**Task statement**
Pull out each line of the data that includes the word "opened".

**Task inputs**
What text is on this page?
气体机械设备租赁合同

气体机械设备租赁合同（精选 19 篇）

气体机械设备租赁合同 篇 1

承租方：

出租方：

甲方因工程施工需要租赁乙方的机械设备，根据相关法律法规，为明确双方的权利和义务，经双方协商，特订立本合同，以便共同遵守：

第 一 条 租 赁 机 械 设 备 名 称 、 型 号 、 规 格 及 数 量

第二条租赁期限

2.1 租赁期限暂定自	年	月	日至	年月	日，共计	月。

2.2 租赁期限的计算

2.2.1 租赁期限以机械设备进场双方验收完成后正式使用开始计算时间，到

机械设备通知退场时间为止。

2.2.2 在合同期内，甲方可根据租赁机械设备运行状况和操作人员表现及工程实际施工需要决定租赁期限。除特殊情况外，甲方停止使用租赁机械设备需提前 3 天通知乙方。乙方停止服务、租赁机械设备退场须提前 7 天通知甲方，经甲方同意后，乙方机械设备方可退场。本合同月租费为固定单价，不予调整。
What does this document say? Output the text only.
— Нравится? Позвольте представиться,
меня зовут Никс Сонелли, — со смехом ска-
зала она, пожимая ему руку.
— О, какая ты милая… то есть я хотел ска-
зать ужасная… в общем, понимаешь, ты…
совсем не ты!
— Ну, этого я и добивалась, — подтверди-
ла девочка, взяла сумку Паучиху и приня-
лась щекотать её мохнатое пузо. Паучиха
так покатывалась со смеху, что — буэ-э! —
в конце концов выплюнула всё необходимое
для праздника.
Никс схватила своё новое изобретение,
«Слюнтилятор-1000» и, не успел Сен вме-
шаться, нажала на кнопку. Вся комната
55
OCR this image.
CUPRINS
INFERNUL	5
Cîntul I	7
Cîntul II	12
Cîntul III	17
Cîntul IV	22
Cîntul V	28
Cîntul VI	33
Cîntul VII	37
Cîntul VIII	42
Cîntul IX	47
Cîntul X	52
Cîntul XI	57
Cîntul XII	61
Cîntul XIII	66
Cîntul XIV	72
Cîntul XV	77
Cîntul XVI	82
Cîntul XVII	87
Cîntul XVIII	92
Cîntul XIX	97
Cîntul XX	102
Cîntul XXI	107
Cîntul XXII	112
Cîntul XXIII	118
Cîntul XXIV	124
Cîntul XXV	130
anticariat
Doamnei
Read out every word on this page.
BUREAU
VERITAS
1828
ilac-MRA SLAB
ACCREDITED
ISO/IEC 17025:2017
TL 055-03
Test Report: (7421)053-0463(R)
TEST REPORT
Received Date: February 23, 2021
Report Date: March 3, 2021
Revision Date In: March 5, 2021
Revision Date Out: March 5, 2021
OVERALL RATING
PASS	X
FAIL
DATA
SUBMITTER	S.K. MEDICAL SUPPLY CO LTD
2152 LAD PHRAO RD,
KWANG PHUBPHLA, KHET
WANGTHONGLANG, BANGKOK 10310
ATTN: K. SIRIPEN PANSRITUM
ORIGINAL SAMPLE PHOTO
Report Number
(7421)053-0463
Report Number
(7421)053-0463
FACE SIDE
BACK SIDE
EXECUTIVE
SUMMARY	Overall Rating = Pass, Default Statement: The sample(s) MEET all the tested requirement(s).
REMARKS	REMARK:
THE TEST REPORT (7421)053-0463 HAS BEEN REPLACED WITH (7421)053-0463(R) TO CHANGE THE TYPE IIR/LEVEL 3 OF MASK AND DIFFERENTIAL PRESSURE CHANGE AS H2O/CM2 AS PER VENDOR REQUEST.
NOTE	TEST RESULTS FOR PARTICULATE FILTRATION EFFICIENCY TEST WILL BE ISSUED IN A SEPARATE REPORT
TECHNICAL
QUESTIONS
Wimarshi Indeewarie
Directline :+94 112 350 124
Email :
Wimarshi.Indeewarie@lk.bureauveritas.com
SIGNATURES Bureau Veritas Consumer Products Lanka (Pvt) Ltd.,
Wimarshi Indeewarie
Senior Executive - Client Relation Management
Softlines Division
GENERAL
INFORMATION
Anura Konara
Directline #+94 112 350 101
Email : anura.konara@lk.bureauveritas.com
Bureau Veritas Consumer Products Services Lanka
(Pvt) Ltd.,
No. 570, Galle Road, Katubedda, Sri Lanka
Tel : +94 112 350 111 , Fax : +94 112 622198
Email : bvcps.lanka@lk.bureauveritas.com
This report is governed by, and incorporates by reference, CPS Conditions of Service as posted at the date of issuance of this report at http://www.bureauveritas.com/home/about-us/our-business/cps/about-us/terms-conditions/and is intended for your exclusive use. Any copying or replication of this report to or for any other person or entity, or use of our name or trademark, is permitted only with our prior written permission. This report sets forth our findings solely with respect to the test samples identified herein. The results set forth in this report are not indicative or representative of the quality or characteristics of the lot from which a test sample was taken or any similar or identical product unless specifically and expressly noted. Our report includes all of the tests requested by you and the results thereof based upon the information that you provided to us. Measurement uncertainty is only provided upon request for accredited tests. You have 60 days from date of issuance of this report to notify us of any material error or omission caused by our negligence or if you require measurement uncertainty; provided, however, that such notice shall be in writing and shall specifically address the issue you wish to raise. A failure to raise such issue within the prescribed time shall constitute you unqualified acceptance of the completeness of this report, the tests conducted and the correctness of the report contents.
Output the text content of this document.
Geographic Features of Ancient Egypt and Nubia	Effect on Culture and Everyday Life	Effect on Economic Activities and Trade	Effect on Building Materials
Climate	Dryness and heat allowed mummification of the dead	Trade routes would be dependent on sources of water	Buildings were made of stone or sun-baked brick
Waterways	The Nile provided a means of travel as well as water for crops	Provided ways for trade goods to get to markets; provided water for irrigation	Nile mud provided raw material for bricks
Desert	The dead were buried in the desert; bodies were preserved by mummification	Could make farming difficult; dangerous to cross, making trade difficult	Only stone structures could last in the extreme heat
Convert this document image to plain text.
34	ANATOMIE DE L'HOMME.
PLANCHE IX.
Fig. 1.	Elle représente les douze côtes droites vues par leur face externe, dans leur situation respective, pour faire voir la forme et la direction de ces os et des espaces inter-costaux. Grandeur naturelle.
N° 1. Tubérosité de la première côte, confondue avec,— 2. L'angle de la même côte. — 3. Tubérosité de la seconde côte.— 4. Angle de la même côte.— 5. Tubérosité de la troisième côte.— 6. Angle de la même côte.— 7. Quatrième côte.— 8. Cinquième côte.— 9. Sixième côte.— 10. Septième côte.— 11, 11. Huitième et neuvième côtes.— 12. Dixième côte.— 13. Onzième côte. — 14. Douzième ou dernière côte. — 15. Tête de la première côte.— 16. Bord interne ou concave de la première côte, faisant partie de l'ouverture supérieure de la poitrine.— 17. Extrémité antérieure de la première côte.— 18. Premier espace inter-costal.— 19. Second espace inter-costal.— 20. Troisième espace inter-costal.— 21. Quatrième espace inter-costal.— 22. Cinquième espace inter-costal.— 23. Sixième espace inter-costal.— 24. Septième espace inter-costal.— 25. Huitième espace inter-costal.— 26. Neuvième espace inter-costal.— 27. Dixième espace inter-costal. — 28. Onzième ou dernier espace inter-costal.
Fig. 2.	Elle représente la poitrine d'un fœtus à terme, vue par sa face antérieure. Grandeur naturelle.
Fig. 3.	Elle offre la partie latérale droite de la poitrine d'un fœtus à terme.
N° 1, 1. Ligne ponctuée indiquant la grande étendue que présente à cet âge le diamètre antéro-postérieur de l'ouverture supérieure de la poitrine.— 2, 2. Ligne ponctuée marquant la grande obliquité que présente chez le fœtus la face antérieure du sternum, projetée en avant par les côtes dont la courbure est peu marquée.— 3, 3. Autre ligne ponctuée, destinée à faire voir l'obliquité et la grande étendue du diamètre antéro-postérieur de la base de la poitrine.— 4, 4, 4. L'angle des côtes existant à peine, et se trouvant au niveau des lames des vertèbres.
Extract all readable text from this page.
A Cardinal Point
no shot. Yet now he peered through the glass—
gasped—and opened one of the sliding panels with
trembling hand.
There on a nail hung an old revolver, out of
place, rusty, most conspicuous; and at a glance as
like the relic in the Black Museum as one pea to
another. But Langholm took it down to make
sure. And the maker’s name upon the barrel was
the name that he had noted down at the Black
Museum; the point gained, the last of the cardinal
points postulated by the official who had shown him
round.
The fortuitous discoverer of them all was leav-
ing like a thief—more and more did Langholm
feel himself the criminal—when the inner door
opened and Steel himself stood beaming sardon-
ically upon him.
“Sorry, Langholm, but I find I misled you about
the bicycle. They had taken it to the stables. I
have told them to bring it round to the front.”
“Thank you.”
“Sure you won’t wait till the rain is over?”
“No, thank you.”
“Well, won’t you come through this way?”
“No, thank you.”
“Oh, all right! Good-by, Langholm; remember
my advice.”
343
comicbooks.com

**Response below**
gasped—and opened one of the sliding panels with
opened and Steel himself stood beaming sardon-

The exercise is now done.